**Page**:
━━━━━━━━━━━━━━━━

By definition, P is equal to (SUM s: s permutation of {1,2,..,n}: a_{s(1),1}a_{s(2),2}...a_{s(n),n}).

By the arithmetic-geometric mean inequality, this is at least n! times (PRODUCT: s permutation of {1,2,..,n}:
a_{s(1),1}a_{s(2),2}...a_{s(n),n}))^{1/(n!)}.

The right hand side is equal to n! times (PRODUCT(i,j from 1 to n: a_{i,j}))^{((n-1)!)/(n!)}.

11254 *For a prime p greater than 3, let S _{p} be the set of positive integers less than (p-1)/2 and
relative prime to p-1. Characterize the primes p for which there exists a primitive root g modulo p such that the
product of g^{a}, taken over all a in S_{p}, is also a primitive root modulo p.*

__Partial solution:__

Any root of unity modulo p is primitive iff it has order p-1, and any power of a primitive
root is also primitive iff the exponent is relative prime to p-1. Since a primitive root of unity g always exists, p
satisfies the demand iff the sum of the elements of S_{p} is relative prime to p-1.

The primes p between 3 and 30 which satisfy the demand are the following: 5,7,19,23.

I searched the internet and the book of Hardy and Wright for a formula that gives the sum of the elements of S_{p},
but in vain.

11256 *For complex numbers a,b and c, let f(x)=max(Re(a*e ^{ix}),Re(b*e^{ix},Re(c*e^{ix})).
*

Find INT(x from 0 to 2*pi: f(x) dx).

━━━━━━━━━━━━━━━━

(Element location data)

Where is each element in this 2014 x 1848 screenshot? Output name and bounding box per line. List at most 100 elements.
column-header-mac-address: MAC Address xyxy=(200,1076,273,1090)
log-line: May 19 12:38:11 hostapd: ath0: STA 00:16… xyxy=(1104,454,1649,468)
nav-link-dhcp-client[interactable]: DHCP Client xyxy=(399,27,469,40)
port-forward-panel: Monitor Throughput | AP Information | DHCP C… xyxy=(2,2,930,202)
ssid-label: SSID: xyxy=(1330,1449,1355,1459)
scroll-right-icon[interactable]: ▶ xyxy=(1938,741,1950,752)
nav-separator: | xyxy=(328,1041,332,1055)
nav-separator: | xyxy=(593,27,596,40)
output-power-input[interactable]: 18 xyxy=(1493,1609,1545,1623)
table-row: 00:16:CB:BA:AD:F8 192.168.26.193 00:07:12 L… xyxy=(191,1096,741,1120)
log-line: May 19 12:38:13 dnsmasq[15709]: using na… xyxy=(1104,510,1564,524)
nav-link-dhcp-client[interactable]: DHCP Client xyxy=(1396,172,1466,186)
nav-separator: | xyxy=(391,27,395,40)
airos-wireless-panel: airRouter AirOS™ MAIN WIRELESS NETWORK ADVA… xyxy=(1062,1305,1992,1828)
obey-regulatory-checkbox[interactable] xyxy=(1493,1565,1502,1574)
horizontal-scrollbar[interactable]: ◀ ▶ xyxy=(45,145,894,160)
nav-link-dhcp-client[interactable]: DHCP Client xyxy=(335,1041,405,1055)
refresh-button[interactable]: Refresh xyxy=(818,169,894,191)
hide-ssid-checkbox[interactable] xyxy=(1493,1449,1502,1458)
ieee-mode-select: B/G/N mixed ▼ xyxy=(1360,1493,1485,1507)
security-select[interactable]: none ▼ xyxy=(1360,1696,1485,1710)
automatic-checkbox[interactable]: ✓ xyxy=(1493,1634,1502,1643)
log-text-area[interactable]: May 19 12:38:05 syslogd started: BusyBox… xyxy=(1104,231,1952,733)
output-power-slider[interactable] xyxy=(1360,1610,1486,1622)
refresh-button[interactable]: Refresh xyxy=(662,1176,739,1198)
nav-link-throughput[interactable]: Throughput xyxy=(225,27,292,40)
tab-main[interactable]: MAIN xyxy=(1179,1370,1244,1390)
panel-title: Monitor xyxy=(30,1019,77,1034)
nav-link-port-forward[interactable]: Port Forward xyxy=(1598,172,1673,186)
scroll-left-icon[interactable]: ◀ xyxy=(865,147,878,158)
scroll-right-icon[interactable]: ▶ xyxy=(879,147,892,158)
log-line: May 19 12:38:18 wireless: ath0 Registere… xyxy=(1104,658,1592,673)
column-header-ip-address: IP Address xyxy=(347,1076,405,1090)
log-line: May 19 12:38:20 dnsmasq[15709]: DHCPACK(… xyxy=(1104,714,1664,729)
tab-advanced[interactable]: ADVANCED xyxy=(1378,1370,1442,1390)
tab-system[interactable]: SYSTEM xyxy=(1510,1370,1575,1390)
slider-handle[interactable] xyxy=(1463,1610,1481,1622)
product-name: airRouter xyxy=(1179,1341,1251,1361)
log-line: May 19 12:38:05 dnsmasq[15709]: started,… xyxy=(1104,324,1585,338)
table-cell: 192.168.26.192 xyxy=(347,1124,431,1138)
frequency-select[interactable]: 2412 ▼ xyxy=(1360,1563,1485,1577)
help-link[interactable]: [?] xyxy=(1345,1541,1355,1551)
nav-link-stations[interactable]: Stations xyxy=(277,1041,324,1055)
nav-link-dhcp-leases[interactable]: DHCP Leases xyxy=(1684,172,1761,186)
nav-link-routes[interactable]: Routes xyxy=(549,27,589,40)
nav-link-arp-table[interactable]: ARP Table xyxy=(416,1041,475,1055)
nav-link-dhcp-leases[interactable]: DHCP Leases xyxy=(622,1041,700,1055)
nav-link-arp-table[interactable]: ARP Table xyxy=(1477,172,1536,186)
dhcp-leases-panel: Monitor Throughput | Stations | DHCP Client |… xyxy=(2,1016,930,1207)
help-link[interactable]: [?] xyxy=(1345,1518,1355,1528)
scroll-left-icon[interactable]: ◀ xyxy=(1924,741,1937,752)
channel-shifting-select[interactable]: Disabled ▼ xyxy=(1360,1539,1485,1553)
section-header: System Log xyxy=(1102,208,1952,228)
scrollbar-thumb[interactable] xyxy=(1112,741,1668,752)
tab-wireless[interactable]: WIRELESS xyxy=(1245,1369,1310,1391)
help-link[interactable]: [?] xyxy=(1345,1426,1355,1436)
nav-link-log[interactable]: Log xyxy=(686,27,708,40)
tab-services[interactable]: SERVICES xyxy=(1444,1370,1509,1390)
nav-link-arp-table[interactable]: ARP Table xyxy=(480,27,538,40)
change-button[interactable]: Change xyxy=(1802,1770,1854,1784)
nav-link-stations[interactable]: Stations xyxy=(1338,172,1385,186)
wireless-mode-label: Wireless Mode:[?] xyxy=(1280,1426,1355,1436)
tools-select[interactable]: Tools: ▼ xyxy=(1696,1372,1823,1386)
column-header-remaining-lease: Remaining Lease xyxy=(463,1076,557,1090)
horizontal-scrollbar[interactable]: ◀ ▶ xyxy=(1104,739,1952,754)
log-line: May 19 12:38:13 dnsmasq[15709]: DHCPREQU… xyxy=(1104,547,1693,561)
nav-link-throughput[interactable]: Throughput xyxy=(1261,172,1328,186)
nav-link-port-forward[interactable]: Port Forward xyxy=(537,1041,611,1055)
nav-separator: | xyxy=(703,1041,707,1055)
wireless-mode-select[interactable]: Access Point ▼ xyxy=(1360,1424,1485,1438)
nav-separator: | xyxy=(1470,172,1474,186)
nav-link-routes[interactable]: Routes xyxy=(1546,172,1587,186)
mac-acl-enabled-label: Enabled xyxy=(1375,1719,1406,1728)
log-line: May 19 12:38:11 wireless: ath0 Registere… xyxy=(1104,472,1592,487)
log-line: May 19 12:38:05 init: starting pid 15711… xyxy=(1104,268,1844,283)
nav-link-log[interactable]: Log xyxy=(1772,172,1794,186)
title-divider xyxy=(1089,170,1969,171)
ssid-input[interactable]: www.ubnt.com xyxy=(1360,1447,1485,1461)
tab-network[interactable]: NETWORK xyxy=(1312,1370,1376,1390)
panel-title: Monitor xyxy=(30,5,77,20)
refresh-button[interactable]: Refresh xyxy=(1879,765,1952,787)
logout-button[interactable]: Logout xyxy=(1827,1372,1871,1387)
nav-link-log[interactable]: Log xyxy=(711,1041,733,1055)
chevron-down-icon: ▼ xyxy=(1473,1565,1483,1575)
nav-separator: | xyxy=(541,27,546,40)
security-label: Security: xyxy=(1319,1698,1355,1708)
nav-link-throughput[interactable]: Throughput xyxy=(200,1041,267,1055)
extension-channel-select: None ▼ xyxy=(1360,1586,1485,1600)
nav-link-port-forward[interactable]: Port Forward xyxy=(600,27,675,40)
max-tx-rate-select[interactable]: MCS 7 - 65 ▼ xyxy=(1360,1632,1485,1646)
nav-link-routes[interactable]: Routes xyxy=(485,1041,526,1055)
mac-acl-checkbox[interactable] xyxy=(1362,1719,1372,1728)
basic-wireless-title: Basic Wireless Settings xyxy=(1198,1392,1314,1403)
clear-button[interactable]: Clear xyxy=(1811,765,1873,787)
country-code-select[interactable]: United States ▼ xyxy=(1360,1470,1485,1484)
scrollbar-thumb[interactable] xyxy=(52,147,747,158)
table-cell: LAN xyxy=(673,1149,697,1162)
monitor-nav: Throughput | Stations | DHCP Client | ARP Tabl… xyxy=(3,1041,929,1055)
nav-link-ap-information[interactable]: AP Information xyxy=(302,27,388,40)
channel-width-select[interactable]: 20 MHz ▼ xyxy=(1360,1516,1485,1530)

━━━━━━━━━━━━━━━━

**Exercise**: According to the problem-solutions page, which primes between 3 and 30 satisfy the demand in problem 11254?

**Reply**: 5, 7, 19, and 23.